→ Problem to work on: Say how many lines of these entries include the word "amplitude", and answer with the number alone.
————————
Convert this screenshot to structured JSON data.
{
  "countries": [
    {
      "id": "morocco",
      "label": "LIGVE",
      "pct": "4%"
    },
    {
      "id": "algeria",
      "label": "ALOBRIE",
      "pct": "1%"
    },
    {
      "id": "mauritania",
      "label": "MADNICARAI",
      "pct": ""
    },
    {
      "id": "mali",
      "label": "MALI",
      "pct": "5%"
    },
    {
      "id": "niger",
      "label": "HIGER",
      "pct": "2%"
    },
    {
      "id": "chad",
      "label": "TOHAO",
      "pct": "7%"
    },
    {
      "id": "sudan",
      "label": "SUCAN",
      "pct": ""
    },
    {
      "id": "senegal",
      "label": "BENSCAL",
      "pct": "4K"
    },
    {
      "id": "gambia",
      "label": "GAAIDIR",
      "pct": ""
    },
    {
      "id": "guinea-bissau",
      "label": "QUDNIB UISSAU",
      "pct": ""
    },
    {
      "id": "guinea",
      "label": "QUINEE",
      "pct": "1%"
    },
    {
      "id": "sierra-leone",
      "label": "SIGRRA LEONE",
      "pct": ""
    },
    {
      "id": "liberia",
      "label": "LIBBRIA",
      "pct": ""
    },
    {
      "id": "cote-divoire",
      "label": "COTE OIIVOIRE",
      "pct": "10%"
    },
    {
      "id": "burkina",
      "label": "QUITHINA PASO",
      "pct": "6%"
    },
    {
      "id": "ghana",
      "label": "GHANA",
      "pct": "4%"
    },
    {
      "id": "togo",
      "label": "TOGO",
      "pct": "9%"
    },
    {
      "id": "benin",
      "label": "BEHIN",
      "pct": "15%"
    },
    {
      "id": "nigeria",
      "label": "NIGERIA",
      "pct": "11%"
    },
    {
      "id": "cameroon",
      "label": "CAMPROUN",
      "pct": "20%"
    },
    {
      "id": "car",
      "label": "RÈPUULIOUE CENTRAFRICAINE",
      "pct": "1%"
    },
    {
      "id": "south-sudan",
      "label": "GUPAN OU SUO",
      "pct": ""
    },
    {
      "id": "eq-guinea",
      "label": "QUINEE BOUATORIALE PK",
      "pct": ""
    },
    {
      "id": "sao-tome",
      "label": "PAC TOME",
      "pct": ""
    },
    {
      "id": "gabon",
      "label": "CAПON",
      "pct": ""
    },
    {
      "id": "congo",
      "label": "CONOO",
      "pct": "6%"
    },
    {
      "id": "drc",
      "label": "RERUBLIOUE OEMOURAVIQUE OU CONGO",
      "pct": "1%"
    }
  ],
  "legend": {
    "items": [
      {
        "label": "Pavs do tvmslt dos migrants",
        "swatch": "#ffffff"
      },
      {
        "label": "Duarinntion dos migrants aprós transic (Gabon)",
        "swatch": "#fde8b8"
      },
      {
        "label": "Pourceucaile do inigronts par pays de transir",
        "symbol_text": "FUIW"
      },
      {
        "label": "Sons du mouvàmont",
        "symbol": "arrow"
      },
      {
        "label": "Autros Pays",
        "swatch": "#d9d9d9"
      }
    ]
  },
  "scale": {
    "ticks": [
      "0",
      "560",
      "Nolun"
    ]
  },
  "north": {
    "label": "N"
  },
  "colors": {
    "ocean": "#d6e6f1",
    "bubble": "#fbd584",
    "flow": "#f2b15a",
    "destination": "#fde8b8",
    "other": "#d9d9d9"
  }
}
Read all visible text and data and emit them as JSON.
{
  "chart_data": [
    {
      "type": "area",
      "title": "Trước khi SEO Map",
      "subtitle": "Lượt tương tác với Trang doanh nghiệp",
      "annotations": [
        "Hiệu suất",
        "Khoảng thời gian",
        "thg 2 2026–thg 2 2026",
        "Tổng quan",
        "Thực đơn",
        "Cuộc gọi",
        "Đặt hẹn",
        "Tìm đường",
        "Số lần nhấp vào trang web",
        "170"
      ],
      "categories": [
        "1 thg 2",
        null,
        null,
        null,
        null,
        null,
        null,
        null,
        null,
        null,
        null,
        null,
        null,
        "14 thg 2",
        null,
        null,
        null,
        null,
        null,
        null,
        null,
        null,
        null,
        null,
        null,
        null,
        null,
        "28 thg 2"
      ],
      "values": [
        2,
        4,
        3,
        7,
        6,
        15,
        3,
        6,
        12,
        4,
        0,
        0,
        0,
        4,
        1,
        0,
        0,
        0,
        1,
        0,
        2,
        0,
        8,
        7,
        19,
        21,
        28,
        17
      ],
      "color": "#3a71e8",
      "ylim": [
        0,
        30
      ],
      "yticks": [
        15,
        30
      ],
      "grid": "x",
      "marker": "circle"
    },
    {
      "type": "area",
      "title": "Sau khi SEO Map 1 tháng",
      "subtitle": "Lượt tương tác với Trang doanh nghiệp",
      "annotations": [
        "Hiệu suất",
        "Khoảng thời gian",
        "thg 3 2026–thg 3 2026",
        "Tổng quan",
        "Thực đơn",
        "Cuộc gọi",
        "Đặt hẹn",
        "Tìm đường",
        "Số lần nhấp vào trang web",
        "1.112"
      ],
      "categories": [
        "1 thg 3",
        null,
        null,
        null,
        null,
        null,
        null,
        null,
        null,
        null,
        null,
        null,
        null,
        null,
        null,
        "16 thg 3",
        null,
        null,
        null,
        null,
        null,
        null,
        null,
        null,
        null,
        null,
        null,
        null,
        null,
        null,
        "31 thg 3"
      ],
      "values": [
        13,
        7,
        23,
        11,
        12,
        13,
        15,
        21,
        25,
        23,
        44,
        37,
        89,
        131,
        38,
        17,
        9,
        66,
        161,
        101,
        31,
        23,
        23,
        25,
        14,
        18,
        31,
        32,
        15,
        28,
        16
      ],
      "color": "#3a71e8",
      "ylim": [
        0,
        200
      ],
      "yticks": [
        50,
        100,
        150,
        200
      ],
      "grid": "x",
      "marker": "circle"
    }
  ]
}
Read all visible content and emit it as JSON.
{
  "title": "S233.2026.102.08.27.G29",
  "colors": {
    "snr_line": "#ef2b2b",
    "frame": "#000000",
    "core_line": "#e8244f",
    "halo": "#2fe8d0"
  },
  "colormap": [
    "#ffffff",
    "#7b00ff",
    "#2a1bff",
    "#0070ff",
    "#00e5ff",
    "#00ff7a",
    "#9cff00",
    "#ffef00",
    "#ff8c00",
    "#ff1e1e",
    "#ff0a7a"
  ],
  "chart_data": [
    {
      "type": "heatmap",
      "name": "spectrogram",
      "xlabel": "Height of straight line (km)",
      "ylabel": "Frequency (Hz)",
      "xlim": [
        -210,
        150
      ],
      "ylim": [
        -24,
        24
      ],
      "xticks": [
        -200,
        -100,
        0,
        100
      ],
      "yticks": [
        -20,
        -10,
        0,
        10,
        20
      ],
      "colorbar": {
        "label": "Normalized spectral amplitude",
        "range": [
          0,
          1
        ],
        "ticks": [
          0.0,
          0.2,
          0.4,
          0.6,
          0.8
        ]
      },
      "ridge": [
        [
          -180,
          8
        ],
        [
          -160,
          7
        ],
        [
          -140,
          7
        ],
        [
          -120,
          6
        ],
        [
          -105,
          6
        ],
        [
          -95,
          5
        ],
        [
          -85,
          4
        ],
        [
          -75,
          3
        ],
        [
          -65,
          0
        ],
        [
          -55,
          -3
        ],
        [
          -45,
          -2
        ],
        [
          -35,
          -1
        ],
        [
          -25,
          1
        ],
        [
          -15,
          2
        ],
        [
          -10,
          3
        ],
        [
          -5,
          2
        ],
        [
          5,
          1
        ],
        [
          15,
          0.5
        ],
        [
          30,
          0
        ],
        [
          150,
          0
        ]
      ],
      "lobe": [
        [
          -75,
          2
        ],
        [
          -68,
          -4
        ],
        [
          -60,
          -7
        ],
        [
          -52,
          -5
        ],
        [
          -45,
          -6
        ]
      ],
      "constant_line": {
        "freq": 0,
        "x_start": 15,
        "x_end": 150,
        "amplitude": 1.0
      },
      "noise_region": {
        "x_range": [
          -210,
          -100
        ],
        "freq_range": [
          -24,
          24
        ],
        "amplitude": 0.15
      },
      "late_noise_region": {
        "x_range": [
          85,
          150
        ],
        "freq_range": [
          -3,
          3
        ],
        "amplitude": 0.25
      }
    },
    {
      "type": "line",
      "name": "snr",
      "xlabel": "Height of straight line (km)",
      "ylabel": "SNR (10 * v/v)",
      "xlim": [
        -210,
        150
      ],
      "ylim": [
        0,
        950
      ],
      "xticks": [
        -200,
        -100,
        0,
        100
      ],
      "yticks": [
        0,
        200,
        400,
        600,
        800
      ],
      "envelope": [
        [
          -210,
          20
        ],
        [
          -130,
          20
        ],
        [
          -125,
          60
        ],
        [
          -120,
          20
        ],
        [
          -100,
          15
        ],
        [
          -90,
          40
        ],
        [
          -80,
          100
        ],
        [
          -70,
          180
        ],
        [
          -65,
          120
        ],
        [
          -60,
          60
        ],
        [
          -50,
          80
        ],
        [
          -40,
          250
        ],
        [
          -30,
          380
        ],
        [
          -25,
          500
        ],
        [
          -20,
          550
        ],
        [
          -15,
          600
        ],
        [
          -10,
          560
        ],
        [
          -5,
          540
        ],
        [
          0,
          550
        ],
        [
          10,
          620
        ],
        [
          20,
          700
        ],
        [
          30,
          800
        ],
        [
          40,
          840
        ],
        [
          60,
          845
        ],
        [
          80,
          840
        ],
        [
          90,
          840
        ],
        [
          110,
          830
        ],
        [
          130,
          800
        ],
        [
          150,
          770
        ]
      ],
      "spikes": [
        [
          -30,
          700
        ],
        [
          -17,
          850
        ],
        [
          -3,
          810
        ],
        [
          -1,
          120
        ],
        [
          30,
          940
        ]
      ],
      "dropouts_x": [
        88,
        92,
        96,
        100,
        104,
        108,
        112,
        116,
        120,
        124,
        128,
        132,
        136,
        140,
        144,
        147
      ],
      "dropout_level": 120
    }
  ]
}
————————
→ Final result: 4